## REQUIRED WORK
Show every line that has the string "icon" in it.
╭─ EXERCISE INPUT
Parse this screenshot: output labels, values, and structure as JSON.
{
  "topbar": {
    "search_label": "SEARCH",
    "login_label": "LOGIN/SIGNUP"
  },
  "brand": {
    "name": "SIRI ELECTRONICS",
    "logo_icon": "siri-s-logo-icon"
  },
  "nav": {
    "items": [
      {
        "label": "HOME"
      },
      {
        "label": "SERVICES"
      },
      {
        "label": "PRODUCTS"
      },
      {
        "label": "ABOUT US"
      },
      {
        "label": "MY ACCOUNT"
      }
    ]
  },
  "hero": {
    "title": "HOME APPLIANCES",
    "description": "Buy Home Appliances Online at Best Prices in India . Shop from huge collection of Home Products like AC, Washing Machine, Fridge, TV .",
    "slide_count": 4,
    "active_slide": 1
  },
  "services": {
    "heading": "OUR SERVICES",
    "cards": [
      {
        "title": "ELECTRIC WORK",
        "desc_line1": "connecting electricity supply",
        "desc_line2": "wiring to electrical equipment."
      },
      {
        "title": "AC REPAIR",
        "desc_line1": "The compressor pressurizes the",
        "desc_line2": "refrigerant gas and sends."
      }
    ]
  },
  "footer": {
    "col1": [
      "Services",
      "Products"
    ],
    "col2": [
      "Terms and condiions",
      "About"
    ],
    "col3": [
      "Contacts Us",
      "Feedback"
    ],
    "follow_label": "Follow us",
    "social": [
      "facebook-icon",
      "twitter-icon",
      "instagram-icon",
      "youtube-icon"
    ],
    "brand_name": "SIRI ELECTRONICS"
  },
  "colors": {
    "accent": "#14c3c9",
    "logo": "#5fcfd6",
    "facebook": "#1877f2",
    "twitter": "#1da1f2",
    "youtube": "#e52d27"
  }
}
╰─
## SOLUTION TO THE EXERCISE
    "logo_icon": "siri-s-logo-icon"
      "facebook-icon",
      "twitter-icon",
      "instagram-icon",
      "youtube-icon"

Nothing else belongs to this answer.